Set exercise » Reproduce the whole listing, character for character.

(Collected data entries)

....

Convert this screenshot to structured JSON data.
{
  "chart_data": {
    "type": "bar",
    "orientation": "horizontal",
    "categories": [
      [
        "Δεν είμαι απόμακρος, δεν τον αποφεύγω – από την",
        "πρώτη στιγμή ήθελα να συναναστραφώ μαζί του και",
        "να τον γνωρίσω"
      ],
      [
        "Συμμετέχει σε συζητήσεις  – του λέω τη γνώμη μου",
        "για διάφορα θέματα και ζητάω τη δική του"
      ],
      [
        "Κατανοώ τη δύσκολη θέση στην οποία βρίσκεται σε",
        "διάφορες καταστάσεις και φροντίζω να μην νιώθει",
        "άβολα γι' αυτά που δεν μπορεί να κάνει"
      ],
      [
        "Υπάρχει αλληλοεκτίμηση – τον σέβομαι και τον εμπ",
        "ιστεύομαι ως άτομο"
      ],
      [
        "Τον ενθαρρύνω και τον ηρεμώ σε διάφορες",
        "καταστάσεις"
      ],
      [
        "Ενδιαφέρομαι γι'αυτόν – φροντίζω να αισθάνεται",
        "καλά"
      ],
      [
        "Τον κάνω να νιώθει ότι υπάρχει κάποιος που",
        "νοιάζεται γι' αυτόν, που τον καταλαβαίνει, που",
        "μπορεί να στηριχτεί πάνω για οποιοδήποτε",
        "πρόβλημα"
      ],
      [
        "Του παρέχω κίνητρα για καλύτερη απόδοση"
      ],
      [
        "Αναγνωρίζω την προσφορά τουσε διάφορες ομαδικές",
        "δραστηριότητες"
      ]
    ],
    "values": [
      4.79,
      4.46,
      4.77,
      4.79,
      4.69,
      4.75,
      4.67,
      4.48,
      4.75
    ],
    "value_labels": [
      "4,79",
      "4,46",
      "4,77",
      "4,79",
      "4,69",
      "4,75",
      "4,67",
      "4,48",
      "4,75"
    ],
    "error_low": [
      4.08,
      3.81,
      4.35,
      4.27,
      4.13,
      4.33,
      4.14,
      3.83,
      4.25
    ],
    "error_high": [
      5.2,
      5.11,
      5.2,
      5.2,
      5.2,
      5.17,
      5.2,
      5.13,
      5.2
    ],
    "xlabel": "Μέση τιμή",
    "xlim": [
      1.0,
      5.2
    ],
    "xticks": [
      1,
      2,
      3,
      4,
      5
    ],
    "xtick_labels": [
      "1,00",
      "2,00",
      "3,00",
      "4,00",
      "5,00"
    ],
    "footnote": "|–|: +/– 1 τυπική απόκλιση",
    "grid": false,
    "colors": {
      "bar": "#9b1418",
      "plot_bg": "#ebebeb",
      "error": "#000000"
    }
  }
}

....

Expected answer »
Convert this screenshot to structured JSON data.
{
  "chart_data": {
    "type": "bar",
    "orientation": "horizontal",
    "categories": [
      [
        "Δεν είμαι απόμακρος, δεν τον αποφεύγω – από την",
        "πρώτη στιγμή ήθελα να συναναστραφώ μαζί του και",
        "να τον γνωρίσω"
      ],
      [
        "Συμμετέχει σε συζητήσεις  – του λέω τη γνώμη μου",
        "για διάφορα θέματα και ζητάω τη δική του"
      ],
      [
        "Κατανοώ τη δύσκολη θέση στην οποία βρίσκεται σε",
        "διάφορες καταστάσεις και φροντίζω να μην νιώθει",
        "άβολα γι' αυτά που δεν μπορεί να κάνει"
      ],
      [
        "Υπάρχει αλληλοεκτίμηση – τον σέβομαι και τον εμπ",
        "ιστεύομαι ως άτομο"
      ],
      [
        "Τον ενθαρρύνω και τον ηρεμώ σε διάφορες",
        "καταστάσεις"
      ],
      [
        "Ενδιαφέρομαι γι'αυτόν – φροντίζω να αισθάνεται",
        "καλά"
      ],
      [
        "Τον κάνω να νιώθει ότι υπάρχει κάποιος που",
        "νοιάζεται γι' αυτόν, που τον καταλαβαίνει, που",
        "μπορεί να στηριχτεί πάνω για οποιοδήποτε",
        "πρόβλημα"
      ],
      [
        "Του παρέχω κίνητρα για καλύτερη απόδοση"
      ],
      [
        "Αναγνωρίζω την προσφορά τουσε διάφορες ομαδικές",
        "δραστηριότητες"
      ]
    ],
    "values": [
      4.79,
      4.46,
      4.77,
      4.79,
      4.69,
      4.75,
      4.67,
      4.48,
      4.75
    ],
    "value_labels": [
      "4,79",
      "4,46",
      "4,77",
      "4,79",
      "4,69",
      "4,75",
      "4,67",
      "4,48",
      "4,75"
    ],
    "error_low": [
      4.08,
      3.81,
      4.35,
      4.27,
      4.13,
      4.33,
      4.14,
      3.83,
      4.25
    ],
    "error_high": [
      5.2,
      5.11,
      5.2,
      5.2,
      5.2,
      5.17,
      5.2,
      5.13,
      5.2
    ],
    "xlabel": "Μέση τιμή",
    "xlim": [
      1.0,
      5.2
    ],
    "xticks": [
      1,
      2,
      3,
      4,
      5
    ],
    "xtick_labels": [
      "1,00",
      "2,00",
      "3,00",
      "4,00",
      "5,00"
    ],
    "footnote": "|–|: +/– 1 τυπική απόκλιση",
    "grid": false,
    "colors": {
      "bar": "#9b1418",
      "plot_bg": "#ebebeb",
      "error": "#000000"
    }
  }
}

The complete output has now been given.